Please quote all of the data below verbatim, keeping every line and character unchanged.

++++ Data shown ++++

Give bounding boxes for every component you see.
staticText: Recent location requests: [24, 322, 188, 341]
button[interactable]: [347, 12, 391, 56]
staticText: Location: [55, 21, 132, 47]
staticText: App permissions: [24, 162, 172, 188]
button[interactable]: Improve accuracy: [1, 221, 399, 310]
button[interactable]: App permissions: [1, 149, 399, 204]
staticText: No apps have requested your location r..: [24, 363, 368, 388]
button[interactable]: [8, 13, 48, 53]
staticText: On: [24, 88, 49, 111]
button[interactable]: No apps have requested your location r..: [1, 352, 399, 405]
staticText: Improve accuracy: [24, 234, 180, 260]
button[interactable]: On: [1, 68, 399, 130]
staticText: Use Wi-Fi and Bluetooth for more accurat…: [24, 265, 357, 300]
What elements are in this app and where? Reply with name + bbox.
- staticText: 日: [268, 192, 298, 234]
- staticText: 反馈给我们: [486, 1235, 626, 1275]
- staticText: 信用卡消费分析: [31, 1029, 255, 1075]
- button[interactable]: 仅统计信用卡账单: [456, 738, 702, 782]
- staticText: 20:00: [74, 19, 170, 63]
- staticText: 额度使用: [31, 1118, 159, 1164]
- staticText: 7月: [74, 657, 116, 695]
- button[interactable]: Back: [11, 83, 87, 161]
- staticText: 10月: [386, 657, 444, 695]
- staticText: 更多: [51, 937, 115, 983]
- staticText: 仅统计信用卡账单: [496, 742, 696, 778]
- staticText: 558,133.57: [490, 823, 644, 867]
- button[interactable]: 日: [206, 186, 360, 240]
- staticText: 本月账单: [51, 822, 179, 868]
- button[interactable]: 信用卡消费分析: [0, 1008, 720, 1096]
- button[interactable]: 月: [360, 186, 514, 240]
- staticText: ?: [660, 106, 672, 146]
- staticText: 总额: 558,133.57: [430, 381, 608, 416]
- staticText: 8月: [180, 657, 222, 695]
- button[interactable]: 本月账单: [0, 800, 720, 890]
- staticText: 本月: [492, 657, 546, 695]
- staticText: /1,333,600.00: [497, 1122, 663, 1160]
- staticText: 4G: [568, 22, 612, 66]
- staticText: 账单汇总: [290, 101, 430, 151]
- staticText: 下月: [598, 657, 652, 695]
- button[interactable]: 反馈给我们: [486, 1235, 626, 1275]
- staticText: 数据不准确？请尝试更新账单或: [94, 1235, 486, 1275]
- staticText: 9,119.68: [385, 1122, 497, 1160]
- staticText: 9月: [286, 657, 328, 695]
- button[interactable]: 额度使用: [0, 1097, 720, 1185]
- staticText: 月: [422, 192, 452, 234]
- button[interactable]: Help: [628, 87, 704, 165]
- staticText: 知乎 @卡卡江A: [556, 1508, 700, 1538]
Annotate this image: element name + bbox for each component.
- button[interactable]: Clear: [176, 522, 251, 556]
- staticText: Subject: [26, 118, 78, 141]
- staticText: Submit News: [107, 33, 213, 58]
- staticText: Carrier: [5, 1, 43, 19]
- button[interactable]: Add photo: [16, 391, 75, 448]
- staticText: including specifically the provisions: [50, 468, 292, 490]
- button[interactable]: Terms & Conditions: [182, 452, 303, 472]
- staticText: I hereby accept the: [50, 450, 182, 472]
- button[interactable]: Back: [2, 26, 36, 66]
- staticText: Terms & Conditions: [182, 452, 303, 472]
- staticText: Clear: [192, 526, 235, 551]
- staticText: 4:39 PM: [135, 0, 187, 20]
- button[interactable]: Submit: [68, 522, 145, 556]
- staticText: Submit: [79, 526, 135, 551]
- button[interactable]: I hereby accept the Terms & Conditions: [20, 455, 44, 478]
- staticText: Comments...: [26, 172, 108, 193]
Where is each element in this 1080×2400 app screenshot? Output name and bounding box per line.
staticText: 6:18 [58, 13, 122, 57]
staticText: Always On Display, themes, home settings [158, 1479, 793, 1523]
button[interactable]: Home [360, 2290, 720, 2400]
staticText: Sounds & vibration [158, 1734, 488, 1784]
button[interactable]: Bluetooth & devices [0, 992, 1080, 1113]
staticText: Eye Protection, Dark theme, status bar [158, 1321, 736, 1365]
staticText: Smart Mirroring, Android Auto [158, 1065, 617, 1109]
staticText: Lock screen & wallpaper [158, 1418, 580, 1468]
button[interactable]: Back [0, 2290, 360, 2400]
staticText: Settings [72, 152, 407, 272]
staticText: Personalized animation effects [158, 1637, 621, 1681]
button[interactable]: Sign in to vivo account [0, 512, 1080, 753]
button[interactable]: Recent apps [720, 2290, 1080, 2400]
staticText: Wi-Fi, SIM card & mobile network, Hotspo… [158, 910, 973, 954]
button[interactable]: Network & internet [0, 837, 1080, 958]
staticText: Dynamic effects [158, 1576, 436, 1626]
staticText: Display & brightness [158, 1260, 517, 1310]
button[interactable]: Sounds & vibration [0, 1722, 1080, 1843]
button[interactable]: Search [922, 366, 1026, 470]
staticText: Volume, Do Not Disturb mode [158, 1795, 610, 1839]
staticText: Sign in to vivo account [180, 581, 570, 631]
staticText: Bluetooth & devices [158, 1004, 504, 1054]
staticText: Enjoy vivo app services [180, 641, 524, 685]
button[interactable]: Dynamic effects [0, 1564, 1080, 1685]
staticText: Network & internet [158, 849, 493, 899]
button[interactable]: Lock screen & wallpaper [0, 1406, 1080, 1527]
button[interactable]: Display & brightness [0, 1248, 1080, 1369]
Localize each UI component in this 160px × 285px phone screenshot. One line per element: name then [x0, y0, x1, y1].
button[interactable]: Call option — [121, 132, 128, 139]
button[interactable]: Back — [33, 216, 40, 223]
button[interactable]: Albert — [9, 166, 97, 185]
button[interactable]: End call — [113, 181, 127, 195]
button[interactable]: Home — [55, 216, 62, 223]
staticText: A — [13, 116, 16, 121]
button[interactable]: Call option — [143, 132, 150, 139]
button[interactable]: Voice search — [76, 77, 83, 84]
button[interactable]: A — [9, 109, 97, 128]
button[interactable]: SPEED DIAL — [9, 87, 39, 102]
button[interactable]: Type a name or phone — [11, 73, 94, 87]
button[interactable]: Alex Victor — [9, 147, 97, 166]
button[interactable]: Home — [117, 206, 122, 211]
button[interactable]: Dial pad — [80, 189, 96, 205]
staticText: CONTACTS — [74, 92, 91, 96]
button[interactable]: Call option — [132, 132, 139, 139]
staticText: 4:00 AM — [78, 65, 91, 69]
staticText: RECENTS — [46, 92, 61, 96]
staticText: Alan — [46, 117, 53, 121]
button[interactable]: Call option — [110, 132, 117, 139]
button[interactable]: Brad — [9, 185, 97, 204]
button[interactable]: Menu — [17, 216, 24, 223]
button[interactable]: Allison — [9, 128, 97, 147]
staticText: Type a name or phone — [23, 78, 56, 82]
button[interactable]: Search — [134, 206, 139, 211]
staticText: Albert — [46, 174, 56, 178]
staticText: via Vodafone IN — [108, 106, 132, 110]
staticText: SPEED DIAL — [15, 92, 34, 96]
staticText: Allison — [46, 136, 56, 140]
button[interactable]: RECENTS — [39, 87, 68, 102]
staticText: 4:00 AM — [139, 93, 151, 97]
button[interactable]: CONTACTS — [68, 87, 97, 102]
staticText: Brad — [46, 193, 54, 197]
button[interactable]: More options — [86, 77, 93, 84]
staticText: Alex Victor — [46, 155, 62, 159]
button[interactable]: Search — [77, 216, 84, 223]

++++

→ The result
Give bounding boxes for every component you see.
staticText: Recent location requests: [24, 322, 188, 341]
button[interactable]: [347, 12, 391, 56]
staticText: Location: [55, 21, 132, 47]
staticText: App permissions: [24, 162, 172, 188]
button[interactable]: Improve accuracy: [1, 221, 399, 310]
button[interactable]: App permissions: [1, 149, 399, 204]
staticText: No apps have requested your location r..: [24, 363, 368, 388]
button[interactable]: [8, 13, 48, 53]
staticText: On: [24, 88, 49, 111]
button[interactable]: No apps have requested your location r..: [1, 352, 399, 405]
staticText: Improve accuracy: [24, 234, 180, 260]
button[interactable]: On: [1, 68, 399, 130]
staticText: Use Wi-Fi and Bluetooth for more accurat…: [24, 265, 357, 300]
What elements are in this app and where? Reply with name + bbox.
- staticText: 日: [268, 192, 298, 234]
- staticText: 反馈给我们: [486, 1235, 626, 1275]
- staticText: 信用卡消费分析: [31, 1029, 255, 1075]
- button[interactable]: 仅统计信用卡账单: [456, 738, 702, 782]
- staticText: 20:00: [74, 19, 170, 63]
- staticText: 额度使用: [31, 1118, 159, 1164]
- staticText: 7月: [74, 657, 116, 695]
- button[interactable]: Back: [11, 83, 87, 161]
- staticText: 10月: [386, 657, 444, 695]
- staticText: 更多: [51, 937, 115, 983]
- staticText: 仅统计信用卡账单: [496, 742, 696, 778]
- staticText: 558,133.57: [490, 823, 644, 867]
- button[interactable]: 日: [206, 186, 360, 240]
- staticText: 本月账单: [51, 822, 179, 868]
- button[interactable]: 信用卡消费分析: [0, 1008, 720, 1096]
- button[interactable]: 月: [360, 186, 514, 240]
- staticText: ?: [660, 106, 672, 146]
- staticText: 总额: 558,133.57: [430, 381, 608, 416]
- staticText: 8月: [180, 657, 222, 695]
- button[interactable]: 本月账单: [0, 800, 720, 890]
- staticText: 本月: [492, 657, 546, 695]
- staticText: /1,333,600.00: [497, 1122, 663, 1160]
- staticText: 4G: [568, 22, 612, 66]
- staticText: 账单汇总: [290, 101, 430, 151]
- staticText: 下月: [598, 657, 652, 695]
- button[interactable]: 反馈给我们: [486, 1235, 626, 1275]
- staticText: 数据不准确？请尝试更新账单或: [94, 1235, 486, 1275]
- staticText: 9,119.68: [385, 1122, 497, 1160]
- staticText: 9月: [286, 657, 328, 695]
- button[interactable]: 额度使用: [0, 1097, 720, 1185]
- staticText: 月: [422, 192, 452, 234]
- button[interactable]: Help: [628, 87, 704, 165]
- staticText: 知乎 @卡卡江A: [556, 1508, 700, 1538]
Annotate this image: element name + bbox for each component.
- button[interactable]: Clear: [176, 522, 251, 556]
- staticText: Subject: [26, 118, 78, 141]
- staticText: Submit News: [107, 33, 213, 58]
- staticText: Carrier: [5, 1, 43, 19]
- button[interactable]: Add photo: [16, 391, 75, 448]
- staticText: including specifically the provisions: [50, 468, 292, 490]
- button[interactable]: Terms & Conditions: [182, 452, 303, 472]
- staticText: I hereby accept the: [50, 450, 182, 472]
- button[interactable]: Back: [2, 26, 36, 66]
- staticText: Terms & Conditions: [182, 452, 303, 472]
- staticText: Clear: [192, 526, 235, 551]
- staticText: 4:39 PM: [135, 0, 187, 20]
- button[interactable]: Submit: [68, 522, 145, 556]
- staticText: Submit: [79, 526, 135, 551]
- button[interactable]: I hereby accept the Terms & Conditions: [20, 455, 44, 478]
- staticText: Comments...: [26, 172, 108, 193]
Where is each element in this 1080×2400 app screenshot? Output name and bounding box per line.
staticText: 6:18 [58, 13, 122, 57]
staticText: Always On Display, themes, home settings [158, 1479, 793, 1523]
button[interactable]: Home [360, 2290, 720, 2400]
staticText: Sounds & vibration [158, 1734, 488, 1784]
button[interactable]: Bluetooth & devices [0, 992, 1080, 1113]
staticText: Eye Protection, Dark theme, status bar [158, 1321, 736, 1365]
staticText: Smart Mirroring, Android Auto [158, 1065, 617, 1109]
staticText: Lock screen & wallpaper [158, 1418, 580, 1468]
button[interactable]: Back [0, 2290, 360, 2400]
staticText: Settings [72, 152, 407, 272]
staticText: Personalized animation effects [158, 1637, 621, 1681]
button[interactable]: Sign in to vivo account [0, 512, 1080, 753]
button[interactable]: Recent apps [720, 2290, 1080, 2400]
staticText: Wi-Fi, SIM card & mobile network, Hotspo… [158, 910, 973, 954]
button[interactable]: Network & internet [0, 837, 1080, 958]
staticText: Dynamic effects [158, 1576, 436, 1626]
staticText: Display & brightness [158, 1260, 517, 1310]
button[interactable]: Sounds & vibration [0, 1722, 1080, 1843]
button[interactable]: Search [922, 366, 1026, 470]
staticText: Volume, Do Not Disturb mode [158, 1795, 610, 1839]
staticText: Sign in to vivo account [180, 581, 570, 631]
staticText: Bluetooth & devices [158, 1004, 504, 1054]
staticText: Enjoy vivo app services [180, 641, 524, 685]
button[interactable]: Dynamic effects [0, 1564, 1080, 1685]
staticText: Network & internet [158, 849, 493, 899]
button[interactable]: Lock screen & wallpaper [0, 1406, 1080, 1527]
button[interactable]: Display & brightness [0, 1248, 1080, 1369]
Localize each UI component in this 160px × 285px phone screenshot. One line per element: name then [x0, y0, x1, y1].
button[interactable]: Call option — [121, 132, 128, 139]
button[interactable]: Back — [33, 216, 40, 223]
button[interactable]: Albert — [9, 166, 97, 185]
button[interactable]: End call — [113, 181, 127, 195]
button[interactable]: Home — [55, 216, 62, 223]
staticText: A — [13, 116, 16, 121]
button[interactable]: Call option — [143, 132, 150, 139]
button[interactable]: Voice search — [76, 77, 83, 84]
button[interactable]: A — [9, 109, 97, 128]
button[interactable]: SPEED DIAL — [9, 87, 39, 102]
button[interactable]: Type a name or phone — [11, 73, 94, 87]
button[interactable]: Alex Victor — [9, 147, 97, 166]
button[interactable]: Home — [117, 206, 122, 211]
button[interactable]: Dial pad — [80, 189, 96, 205]
staticText: CONTACTS — [74, 92, 91, 96]
button[interactable]: Call option — [132, 132, 139, 139]
staticText: 4:00 AM — [78, 65, 91, 69]
staticText: RECENTS — [46, 92, 61, 96]
staticText: Alan — [46, 117, 53, 121]
button[interactable]: Call option — [110, 132, 117, 139]
button[interactable]: Brad — [9, 185, 97, 204]
button[interactable]: Menu — [17, 216, 24, 223]
button[interactable]: Allison — [9, 128, 97, 147]
staticText: Type a name or phone — [23, 78, 56, 82]
button[interactable]: Search — [134, 206, 139, 211]
staticText: Albert — [46, 174, 56, 178]
staticText: via Vodafone IN — [108, 106, 132, 110]
staticText: SPEED DIAL — [15, 92, 34, 96]
staticText: Allison — [46, 136, 56, 140]
button[interactable]: RECENTS — [39, 87, 68, 102]
staticText: 4:00 AM — [139, 93, 151, 97]
button[interactable]: CONTACTS — [68, 87, 97, 102]
staticText: Brad — [46, 193, 54, 197]
button[interactable]: More options — [86, 77, 93, 84]
staticText: Alex Victor — [46, 155, 62, 159]
button[interactable]: Search — [77, 216, 84, 223]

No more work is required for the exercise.